start Extracted data

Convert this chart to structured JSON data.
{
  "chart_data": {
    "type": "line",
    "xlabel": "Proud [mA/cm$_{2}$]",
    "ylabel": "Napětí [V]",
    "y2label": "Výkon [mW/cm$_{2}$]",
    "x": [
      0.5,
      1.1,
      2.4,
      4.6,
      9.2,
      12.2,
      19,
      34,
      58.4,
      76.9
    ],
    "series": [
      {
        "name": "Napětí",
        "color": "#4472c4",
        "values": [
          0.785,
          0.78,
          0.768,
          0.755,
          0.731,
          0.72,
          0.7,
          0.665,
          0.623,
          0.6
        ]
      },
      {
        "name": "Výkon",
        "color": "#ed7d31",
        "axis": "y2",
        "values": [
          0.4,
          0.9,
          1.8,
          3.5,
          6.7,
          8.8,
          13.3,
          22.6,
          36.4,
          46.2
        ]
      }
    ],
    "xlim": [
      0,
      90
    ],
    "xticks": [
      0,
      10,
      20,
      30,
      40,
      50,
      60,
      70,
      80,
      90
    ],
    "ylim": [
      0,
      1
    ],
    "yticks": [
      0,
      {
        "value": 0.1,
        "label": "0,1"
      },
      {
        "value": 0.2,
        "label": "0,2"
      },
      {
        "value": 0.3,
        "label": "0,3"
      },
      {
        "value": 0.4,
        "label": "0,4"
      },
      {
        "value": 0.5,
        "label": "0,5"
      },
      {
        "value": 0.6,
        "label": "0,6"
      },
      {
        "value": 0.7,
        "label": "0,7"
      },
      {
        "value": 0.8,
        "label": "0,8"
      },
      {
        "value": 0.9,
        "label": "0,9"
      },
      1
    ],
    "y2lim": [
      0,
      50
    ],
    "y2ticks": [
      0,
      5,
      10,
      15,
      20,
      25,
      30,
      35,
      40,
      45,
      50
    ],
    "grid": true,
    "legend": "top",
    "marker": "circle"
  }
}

end Extracted data

● **The request**:
Go through the listing above and restate it word for word.

● **Response to the exercise**:
Convert this chart to structured JSON data.
{
  "chart_data": {
    "type": "line",
    "xlabel": "Proud [mA/cm$_{2}$]",
    "ylabel": "Napětí [V]",
    "y2label": "Výkon [mW/cm$_{2}$]",
    "x": [
      0.5,
      1.1,
      2.4,
      4.6,
      9.2,
      12.2,
      19,
      34,
      58.4,
      76.9
    ],
    "series": [
      {
        "name": "Napětí",
        "color": "#4472c4",
        "values": [
          0.785,
          0.78,
          0.768,
          0.755,
          0.731,
          0.72,
          0.7,
          0.665,
          0.623,
          0.6
        ]
      },
      {
        "name": "Výkon",
        "color": "#ed7d31",
        "axis": "y2",
        "values": [
          0.4,
          0.9,
          1.8,
          3.5,
          6.7,
          8.8,
          13.3,
          22.6,
          36.4,
          46.2
        ]
      }
    ],
    "xlim": [
      0,
      90
    ],
    "xticks": [
      0,
      10,
      20,
      30,
      40,
      50,
      60,
      70,
      80,
      90
    ],
    "ylim": [
      0,
      1
    ],
    "yticks": [
      0,
      {
        "value": 0.1,
        "label": "0,1"
      },
      {
        "value": 0.2,
        "label": "0,2"
      },
      {
        "value": 0.3,
        "label": "0,3"
      },
      {
        "value": 0.4,
        "label": "0,4"
      },
      {
        "value": 0.5,
        "label": "0,5"
      },
      {
        "value": 0.6,
        "label": "0,6"
      },
      {
        "value": 0.7,
        "label": "0,7"
      },
      {
        "value": 0.8,
        "label": "0,8"
      },
      {
        "value": 0.9,
        "label": "0,9"
      },
      1
    ],
    "y2lim": [
      0,
      50
    ],
    "y2ticks": [
      0,
      5,
      10,
      15,
      20,
      25,
      30,
      35,
      40,
      45,
      50
    ],
    "grid": true,
    "legend": "top",
    "marker": "circle"
  }
}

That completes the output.